## Directions
Look through the lines below and extract each one that contains "derivative".

## Given data
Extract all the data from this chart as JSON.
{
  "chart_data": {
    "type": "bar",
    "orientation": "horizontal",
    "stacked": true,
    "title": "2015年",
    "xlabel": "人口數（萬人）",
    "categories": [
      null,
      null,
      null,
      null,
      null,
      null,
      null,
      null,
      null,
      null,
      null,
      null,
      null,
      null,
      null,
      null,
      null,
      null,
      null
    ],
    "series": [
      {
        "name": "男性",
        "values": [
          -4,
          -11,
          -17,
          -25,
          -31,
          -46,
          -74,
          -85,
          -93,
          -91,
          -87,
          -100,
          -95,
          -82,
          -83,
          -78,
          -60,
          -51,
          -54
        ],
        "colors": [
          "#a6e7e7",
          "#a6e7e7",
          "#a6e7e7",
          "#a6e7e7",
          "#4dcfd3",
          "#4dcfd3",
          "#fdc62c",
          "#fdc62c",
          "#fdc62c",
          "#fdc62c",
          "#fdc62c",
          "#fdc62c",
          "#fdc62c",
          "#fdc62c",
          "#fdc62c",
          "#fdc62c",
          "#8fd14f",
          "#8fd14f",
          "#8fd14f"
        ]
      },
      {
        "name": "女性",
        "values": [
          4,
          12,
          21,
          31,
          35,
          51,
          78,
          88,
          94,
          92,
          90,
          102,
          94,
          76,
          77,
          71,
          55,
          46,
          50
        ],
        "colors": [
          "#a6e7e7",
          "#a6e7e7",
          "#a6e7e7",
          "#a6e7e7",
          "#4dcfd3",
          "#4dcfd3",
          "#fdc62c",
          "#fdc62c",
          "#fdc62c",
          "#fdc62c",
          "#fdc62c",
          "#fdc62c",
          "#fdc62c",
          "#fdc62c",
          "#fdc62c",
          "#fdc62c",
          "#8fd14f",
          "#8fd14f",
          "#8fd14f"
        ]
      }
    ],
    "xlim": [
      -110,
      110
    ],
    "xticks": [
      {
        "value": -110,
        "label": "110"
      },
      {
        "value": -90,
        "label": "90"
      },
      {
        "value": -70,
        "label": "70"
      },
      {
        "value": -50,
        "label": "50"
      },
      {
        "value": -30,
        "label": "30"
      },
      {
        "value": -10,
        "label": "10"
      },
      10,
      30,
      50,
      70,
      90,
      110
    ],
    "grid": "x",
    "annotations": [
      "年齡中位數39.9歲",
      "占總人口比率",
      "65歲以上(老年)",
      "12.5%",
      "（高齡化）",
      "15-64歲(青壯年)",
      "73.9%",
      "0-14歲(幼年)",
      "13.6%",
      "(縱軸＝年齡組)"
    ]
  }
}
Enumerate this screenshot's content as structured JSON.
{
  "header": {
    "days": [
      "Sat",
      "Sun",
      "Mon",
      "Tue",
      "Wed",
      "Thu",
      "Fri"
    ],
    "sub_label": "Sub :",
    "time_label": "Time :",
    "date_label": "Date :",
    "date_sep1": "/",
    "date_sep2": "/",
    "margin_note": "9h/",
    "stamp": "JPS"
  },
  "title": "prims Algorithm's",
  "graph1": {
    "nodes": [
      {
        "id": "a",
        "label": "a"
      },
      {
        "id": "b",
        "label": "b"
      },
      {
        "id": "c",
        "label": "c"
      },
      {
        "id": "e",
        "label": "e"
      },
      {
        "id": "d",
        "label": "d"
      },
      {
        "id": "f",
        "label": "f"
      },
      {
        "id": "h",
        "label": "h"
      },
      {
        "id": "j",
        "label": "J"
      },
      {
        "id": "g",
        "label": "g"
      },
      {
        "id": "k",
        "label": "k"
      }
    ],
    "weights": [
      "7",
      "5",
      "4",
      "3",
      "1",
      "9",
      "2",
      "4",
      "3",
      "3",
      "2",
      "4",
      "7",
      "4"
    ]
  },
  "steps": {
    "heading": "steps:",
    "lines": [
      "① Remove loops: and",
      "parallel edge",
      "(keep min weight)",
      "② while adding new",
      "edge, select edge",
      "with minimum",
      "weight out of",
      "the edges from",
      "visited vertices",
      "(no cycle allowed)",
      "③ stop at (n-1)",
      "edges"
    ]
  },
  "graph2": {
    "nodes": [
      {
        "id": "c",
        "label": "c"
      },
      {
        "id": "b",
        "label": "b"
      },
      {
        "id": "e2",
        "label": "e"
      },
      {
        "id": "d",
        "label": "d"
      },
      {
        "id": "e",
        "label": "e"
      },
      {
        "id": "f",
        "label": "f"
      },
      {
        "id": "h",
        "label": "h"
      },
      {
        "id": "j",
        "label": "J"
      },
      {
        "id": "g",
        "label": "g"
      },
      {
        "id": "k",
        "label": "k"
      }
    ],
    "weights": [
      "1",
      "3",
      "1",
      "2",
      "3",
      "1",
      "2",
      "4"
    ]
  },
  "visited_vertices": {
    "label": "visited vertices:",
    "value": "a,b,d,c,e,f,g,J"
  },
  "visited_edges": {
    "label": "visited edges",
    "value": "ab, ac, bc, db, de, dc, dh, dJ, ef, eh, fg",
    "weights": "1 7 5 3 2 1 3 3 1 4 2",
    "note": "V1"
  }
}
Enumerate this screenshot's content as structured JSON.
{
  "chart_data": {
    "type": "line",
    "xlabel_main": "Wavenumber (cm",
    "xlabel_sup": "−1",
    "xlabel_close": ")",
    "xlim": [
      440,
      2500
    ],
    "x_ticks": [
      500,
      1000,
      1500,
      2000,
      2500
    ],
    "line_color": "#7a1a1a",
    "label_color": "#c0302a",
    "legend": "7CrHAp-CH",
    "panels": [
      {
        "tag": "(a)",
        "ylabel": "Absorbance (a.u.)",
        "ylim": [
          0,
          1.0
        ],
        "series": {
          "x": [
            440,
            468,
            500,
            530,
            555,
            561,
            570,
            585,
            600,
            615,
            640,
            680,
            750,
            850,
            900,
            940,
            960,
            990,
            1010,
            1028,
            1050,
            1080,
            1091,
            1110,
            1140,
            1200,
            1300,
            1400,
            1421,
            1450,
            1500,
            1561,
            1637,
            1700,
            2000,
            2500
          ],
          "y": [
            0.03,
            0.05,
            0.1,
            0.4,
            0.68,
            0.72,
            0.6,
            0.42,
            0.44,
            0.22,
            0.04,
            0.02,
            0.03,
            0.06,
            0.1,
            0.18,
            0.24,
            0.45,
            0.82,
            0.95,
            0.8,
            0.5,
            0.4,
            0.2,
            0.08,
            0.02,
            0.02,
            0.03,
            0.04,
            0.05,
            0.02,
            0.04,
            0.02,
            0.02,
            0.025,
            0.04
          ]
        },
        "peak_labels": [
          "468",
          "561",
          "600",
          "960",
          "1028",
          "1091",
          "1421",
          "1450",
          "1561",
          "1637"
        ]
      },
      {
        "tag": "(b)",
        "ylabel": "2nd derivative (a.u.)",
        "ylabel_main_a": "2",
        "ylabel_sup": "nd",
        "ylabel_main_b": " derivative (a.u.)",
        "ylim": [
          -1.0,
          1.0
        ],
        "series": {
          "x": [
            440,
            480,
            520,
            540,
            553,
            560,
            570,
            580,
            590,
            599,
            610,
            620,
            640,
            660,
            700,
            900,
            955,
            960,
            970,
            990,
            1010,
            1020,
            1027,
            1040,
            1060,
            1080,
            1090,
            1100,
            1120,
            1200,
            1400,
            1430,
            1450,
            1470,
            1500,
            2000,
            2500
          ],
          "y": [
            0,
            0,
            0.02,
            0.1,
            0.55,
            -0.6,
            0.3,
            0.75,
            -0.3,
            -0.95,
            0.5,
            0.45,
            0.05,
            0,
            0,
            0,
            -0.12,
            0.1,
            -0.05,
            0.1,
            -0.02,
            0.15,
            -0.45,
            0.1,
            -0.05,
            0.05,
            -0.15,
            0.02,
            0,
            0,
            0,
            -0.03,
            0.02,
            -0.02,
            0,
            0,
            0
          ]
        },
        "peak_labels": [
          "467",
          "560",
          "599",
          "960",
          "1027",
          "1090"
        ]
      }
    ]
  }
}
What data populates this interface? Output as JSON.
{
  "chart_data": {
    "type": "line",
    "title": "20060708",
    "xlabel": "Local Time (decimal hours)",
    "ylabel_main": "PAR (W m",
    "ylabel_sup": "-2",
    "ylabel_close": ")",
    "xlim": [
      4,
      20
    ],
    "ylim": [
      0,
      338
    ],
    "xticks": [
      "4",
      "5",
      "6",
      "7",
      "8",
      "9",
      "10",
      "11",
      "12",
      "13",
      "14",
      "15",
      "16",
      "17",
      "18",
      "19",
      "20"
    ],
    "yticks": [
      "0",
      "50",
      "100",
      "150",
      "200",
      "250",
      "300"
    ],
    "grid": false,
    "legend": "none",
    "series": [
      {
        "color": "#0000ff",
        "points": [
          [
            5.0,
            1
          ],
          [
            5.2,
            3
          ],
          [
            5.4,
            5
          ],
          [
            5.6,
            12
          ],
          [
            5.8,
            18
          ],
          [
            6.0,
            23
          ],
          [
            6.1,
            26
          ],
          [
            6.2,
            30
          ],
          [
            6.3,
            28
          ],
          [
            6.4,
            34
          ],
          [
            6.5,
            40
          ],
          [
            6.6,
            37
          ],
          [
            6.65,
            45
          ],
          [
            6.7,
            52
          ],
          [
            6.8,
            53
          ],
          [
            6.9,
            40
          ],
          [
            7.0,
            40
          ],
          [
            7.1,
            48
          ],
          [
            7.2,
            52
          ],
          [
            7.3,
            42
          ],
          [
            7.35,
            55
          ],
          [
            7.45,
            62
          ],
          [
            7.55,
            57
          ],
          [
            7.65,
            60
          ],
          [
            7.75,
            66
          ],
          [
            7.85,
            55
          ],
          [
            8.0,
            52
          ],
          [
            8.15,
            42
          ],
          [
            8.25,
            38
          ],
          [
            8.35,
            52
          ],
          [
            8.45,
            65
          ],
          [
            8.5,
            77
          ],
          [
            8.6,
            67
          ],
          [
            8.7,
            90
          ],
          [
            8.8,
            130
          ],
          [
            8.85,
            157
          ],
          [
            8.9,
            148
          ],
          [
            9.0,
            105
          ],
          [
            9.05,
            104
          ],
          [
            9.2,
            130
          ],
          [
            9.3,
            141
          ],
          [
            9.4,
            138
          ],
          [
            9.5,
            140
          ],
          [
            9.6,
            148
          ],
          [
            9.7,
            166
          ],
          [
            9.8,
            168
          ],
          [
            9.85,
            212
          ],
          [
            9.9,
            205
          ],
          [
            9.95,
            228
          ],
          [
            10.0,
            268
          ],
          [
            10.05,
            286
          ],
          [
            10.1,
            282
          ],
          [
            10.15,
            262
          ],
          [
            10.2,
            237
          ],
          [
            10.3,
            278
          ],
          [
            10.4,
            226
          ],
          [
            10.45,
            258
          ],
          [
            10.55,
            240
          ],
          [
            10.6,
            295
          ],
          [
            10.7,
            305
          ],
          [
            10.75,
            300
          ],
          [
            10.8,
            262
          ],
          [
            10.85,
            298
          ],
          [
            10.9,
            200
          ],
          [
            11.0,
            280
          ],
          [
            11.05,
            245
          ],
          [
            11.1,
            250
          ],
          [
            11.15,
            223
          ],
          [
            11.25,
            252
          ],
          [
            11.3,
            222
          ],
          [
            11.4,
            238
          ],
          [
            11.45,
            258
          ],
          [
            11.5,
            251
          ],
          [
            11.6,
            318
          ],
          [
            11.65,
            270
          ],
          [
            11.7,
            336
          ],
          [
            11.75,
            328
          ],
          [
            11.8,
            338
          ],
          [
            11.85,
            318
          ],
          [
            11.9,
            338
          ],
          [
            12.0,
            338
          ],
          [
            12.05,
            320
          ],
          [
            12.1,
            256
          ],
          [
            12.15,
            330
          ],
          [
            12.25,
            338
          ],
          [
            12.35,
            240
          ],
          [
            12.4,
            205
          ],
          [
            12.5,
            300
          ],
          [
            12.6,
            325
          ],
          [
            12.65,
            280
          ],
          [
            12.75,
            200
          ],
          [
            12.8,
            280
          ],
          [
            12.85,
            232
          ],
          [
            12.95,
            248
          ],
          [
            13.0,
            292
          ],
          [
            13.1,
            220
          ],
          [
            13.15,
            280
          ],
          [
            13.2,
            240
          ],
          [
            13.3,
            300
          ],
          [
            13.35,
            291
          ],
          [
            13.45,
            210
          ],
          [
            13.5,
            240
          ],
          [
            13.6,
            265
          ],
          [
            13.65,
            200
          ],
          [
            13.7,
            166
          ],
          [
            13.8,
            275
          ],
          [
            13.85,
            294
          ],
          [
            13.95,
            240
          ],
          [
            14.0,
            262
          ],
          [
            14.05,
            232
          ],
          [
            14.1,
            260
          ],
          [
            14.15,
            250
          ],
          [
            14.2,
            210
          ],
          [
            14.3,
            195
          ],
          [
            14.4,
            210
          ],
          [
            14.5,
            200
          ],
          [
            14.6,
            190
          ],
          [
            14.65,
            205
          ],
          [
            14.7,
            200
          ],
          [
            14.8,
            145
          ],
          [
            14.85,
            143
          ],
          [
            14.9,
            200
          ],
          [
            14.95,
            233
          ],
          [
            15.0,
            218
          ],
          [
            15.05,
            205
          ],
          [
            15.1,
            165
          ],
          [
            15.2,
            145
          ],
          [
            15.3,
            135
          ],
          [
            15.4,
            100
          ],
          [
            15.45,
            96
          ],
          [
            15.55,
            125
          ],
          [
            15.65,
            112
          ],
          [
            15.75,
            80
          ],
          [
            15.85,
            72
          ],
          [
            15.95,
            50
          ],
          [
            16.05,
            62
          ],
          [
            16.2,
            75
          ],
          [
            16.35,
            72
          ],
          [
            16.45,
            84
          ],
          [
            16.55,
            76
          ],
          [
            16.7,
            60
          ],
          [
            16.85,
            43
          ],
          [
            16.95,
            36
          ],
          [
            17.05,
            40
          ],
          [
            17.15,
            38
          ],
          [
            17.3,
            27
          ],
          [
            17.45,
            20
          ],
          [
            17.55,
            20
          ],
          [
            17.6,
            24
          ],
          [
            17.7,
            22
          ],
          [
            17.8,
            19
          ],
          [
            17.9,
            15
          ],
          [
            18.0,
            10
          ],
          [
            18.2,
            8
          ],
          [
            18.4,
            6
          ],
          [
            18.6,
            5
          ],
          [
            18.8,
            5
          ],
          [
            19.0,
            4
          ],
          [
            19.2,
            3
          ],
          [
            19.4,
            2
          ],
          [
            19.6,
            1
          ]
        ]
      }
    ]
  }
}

## Response to the task
        "ylabel": "2nd derivative (a.u.)",
        "ylabel_main_b": " derivative (a.u.)",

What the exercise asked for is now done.